_What you are asked to do_. Only the lines from the one containing "Extract all readable text from this page." through the end of the material are to be echoed, each exactly as it appears.

[Start Extracted data]

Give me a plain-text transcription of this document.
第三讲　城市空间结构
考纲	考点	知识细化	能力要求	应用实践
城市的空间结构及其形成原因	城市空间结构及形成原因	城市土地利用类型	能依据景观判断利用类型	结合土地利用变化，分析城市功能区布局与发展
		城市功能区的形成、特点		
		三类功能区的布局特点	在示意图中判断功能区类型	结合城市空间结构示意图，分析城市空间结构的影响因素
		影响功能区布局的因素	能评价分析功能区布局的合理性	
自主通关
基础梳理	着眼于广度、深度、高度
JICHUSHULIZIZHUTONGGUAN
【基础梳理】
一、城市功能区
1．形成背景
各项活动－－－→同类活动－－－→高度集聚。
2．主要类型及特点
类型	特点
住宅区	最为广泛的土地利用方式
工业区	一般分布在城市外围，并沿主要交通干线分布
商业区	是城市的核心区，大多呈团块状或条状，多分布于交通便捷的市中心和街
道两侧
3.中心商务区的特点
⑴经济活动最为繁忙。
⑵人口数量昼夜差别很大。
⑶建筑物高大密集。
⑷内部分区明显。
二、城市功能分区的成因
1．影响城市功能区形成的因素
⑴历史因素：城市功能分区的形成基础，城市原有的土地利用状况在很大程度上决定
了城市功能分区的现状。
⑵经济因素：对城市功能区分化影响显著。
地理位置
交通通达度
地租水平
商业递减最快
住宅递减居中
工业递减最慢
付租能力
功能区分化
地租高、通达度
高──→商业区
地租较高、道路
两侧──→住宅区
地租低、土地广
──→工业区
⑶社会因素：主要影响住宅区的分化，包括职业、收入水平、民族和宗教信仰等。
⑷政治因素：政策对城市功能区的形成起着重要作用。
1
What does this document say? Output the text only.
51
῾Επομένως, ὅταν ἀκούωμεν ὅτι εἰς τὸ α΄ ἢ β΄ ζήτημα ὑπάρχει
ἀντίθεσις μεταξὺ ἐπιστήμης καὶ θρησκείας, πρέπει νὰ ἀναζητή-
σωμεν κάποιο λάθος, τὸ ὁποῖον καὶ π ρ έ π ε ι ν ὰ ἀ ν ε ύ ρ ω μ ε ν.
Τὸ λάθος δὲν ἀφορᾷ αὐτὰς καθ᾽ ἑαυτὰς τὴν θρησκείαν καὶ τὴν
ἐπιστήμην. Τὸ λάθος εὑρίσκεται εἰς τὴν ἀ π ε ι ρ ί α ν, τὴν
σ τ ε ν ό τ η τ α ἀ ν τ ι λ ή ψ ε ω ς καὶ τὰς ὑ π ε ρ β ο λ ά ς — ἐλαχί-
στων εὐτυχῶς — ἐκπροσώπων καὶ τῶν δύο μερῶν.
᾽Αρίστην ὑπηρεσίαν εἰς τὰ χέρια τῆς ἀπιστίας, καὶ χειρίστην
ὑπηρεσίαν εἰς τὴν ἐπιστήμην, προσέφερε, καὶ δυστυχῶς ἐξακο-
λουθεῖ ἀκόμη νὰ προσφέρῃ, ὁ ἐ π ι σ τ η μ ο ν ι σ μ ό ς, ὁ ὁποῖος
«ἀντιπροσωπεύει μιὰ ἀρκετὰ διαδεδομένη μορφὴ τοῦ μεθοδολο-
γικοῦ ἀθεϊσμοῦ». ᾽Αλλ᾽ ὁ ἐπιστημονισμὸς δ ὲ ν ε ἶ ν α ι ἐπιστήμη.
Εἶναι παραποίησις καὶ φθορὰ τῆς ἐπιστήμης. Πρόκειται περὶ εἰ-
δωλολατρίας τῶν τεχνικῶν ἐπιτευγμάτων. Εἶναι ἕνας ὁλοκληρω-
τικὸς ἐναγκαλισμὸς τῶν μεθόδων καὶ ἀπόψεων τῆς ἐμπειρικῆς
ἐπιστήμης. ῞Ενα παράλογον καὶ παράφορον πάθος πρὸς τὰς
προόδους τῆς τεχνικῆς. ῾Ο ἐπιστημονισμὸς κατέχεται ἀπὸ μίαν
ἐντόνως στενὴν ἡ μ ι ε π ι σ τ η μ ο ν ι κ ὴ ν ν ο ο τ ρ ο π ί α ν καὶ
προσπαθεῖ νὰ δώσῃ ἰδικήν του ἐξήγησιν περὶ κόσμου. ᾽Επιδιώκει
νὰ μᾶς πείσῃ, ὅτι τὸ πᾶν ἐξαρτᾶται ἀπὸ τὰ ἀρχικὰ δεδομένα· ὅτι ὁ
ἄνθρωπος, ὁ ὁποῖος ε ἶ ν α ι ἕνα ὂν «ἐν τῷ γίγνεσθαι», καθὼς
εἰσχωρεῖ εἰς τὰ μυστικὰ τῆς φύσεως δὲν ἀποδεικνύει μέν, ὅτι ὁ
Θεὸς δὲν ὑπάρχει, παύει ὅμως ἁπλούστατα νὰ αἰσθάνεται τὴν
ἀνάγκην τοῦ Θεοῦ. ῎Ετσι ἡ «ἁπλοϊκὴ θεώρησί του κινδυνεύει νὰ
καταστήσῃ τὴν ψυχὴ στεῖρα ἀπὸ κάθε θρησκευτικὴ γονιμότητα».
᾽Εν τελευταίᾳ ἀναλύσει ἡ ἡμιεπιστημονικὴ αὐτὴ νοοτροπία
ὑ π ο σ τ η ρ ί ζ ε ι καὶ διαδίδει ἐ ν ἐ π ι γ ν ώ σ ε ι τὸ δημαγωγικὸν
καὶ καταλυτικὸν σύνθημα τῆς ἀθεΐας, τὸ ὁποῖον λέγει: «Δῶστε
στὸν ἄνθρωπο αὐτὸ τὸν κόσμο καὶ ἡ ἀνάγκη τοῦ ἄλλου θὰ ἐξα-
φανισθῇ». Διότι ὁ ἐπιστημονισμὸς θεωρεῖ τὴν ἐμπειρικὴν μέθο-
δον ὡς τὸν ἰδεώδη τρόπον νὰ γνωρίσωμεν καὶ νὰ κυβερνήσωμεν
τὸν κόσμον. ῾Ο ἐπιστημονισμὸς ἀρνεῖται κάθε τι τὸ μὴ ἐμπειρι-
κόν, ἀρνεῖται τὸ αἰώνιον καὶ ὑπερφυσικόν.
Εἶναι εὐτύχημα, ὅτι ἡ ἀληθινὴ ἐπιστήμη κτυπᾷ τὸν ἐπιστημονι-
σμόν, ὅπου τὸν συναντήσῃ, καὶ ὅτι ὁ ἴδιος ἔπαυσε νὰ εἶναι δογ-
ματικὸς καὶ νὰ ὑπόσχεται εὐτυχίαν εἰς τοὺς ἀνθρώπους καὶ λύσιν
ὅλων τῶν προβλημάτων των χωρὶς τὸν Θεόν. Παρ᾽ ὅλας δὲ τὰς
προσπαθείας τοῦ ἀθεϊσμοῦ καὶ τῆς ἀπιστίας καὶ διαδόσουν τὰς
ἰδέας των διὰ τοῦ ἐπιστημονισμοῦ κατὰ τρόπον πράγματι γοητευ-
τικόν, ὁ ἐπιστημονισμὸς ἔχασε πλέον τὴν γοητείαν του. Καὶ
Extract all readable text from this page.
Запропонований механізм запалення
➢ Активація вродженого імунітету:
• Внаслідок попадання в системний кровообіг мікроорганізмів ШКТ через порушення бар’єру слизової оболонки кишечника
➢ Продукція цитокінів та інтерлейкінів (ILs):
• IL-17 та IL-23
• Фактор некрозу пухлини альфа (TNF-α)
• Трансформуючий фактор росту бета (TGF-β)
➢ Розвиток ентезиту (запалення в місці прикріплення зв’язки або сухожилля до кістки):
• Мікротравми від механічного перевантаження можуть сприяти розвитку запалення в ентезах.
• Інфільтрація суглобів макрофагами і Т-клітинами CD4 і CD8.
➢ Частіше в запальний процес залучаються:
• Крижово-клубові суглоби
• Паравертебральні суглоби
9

[End Extracted data]

_Result of the exercise_.
Extract all readable text from this page.
Запропонований механізм запалення
➢ Активація вродженого імунітету:
• Внаслідок попадання в системний кровообіг мікроорганізмів ШКТ через порушення бар’єру слизової оболонки кишечника
➢ Продукція цитокінів та інтерлейкінів (ILs):
• IL-17 та IL-23
• Фактор некрозу пухлини альфа (TNF-α)
• Трансформуючий фактор росту бета (TGF-β)
➢ Розвиток ентезиту (запалення в місці прикріплення зв’язки або сухожилля до кістки):
• Мікротравми від механічного перевантаження можуть сприяти розвитку запалення в ентезах.
• Інфільтрація суглобів макрофагами і Т-клітинами CD4 і CD8.
➢ Частіше в запальний процес залучаються:
• Крижово-клубові суглоби
• Паравертебральні суглоби
9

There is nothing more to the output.